* Structured figure records *
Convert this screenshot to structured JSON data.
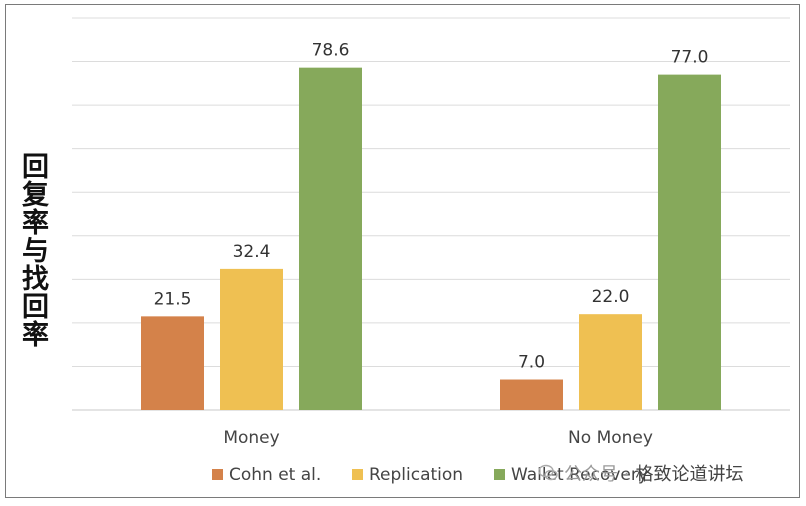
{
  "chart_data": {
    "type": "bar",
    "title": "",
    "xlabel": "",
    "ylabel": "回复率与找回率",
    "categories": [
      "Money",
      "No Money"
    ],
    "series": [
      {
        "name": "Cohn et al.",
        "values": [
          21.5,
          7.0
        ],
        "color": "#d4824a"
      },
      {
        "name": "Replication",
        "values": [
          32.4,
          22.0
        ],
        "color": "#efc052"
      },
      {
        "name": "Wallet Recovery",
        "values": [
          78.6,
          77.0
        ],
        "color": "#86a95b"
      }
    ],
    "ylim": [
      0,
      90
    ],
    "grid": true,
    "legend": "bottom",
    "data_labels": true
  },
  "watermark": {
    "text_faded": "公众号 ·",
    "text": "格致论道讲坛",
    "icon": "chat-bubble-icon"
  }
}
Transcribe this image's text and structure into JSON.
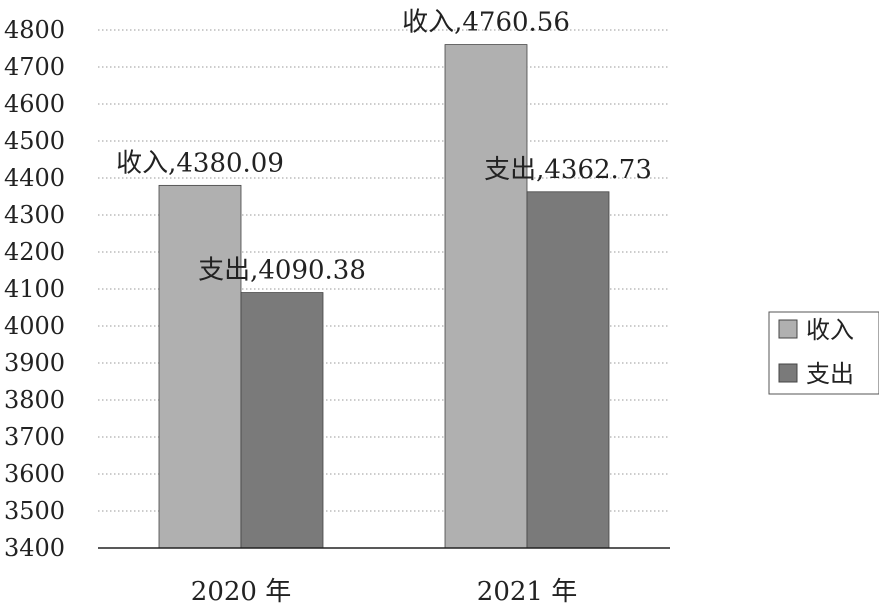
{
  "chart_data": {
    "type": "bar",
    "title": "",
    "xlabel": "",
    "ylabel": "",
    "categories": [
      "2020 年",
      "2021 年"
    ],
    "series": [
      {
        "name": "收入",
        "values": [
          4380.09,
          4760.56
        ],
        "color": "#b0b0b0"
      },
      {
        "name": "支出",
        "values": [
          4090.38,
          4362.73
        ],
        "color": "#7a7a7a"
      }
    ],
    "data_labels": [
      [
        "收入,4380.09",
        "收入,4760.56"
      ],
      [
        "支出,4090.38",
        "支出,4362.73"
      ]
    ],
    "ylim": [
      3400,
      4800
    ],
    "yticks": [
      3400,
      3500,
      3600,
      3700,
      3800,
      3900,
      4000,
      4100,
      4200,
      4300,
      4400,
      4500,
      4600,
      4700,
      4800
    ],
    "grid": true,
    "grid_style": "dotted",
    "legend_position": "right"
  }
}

* DO THIS *
Say how many lines above hold the word "JSON", giving only the count.

* COMPLETE RESPONSE *
2